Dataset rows
---------------

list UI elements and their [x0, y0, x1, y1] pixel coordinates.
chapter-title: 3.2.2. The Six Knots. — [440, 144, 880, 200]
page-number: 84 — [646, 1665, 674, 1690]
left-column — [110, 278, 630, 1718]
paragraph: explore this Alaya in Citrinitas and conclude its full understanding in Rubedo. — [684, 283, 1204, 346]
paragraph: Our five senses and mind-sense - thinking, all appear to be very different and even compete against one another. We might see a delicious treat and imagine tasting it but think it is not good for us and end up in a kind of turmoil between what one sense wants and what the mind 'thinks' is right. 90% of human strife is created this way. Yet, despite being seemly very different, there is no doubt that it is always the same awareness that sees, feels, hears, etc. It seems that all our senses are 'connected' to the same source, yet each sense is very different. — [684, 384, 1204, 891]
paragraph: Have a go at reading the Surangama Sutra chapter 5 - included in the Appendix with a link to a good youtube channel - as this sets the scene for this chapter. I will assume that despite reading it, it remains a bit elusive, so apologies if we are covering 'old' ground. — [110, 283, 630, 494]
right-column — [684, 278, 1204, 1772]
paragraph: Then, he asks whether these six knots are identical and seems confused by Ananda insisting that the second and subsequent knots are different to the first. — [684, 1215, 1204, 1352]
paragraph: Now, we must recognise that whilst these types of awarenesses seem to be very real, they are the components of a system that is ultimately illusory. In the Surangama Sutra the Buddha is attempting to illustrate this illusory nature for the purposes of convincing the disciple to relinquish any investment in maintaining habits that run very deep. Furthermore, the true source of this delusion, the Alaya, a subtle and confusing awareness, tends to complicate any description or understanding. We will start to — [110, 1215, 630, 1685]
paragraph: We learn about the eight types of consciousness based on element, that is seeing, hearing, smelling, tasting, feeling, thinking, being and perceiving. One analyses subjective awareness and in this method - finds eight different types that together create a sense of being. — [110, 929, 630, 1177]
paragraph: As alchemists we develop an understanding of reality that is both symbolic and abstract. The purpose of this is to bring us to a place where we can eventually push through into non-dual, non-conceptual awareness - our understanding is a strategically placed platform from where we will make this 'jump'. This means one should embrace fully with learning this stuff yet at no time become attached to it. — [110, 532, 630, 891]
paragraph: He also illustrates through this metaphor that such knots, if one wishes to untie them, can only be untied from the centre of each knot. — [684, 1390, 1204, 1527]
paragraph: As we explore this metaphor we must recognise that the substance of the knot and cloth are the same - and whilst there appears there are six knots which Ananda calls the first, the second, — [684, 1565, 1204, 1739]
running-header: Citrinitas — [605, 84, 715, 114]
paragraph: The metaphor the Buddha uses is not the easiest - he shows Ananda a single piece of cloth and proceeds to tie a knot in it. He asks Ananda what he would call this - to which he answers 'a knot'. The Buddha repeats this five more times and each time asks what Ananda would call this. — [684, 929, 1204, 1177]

---------------

The task: Reproduce every row above verbatim, line by line.

Answer in full:
list UI elements and their [x0, y0, x1, y1] pixel coordinates.
chapter-title: 3.2.2. The Six Knots. — [440, 144, 880, 200]
page-number: 84 — [646, 1665, 674, 1690]
left-column — [110, 278, 630, 1718]
paragraph: explore this Alaya in Citrinitas and conclude its full understanding in Rubedo. — [684, 283, 1204, 346]
paragraph: Our five senses and mind-sense - thinking, all appear to be very different and even compete against one another. We might see a delicious treat and imagine tasting it but think it is not good for us and end up in a kind of turmoil between what one sense wants and what the mind 'thinks' is right. 90% of human strife is created this way. Yet, despite being seemly very different, there is no doubt that it is always the same awareness that sees, feels, hears, etc. It seems that all our senses are 'connected' to the same source, yet each sense is very different. — [684, 384, 1204, 891]
paragraph: Have a go at reading the Surangama Sutra chapter 5 - included in the Appendix with a link to a good youtube channel - as this sets the scene for this chapter. I will assume that despite reading it, it remains a bit elusive, so apologies if we are covering 'old' ground. — [110, 283, 630, 494]
right-column — [684, 278, 1204, 1772]
paragraph: Then, he asks whether these six knots are identical and seems confused by Ananda insisting that the second and subsequent knots are different to the first. — [684, 1215, 1204, 1352]
paragraph: Now, we must recognise that whilst these types of awarenesses seem to be very real, they are the components of a system that is ultimately illusory. In the Surangama Sutra the Buddha is attempting to illustrate this illusory nature for the purposes of convincing the disciple to relinquish any investment in maintaining habits that run very deep. Furthermore, the true source of this delusion, the Alaya, a subtle and confusing awareness, tends to complicate any description or understanding. We will start to — [110, 1215, 630, 1685]
paragraph: We learn about the eight types of consciousness based on element, that is seeing, hearing, smelling, tasting, feeling, thinking, being and perceiving. One analyses subjective awareness and in this method - finds eight different types that together create a sense of being. — [110, 929, 630, 1177]
paragraph: As alchemists we develop an understanding of reality that is both symbolic and abstract. The purpose of this is to bring us to a place where we can eventually push through into non-dual, non-conceptual awareness - our understanding is a strategically placed platform from where we will make this 'jump'. This means one should embrace fully with learning this stuff yet at no time become attached to it. — [110, 532, 630, 891]
paragraph: He also illustrates through this metaphor that such knots, if one wishes to untie them, can only be untied from the centre of each knot. — [684, 1390, 1204, 1527]
paragraph: As we explore this metaphor we must recognise that the substance of the knot and cloth are the same - and whilst there appears there are six knots which Ananda calls the first, the second, — [684, 1565, 1204, 1739]
running-header: Citrinitas — [605, 84, 715, 114]
paragraph: The metaphor the Buddha uses is not the easiest - he shows Ananda a single piece of cloth and proceeds to tie a knot in it. He asks Ananda what he would call this - to which he answers 'a knot'. The Buddha repeats this five more times and each time asks what Ananda would call this. — [684, 929, 1204, 1177]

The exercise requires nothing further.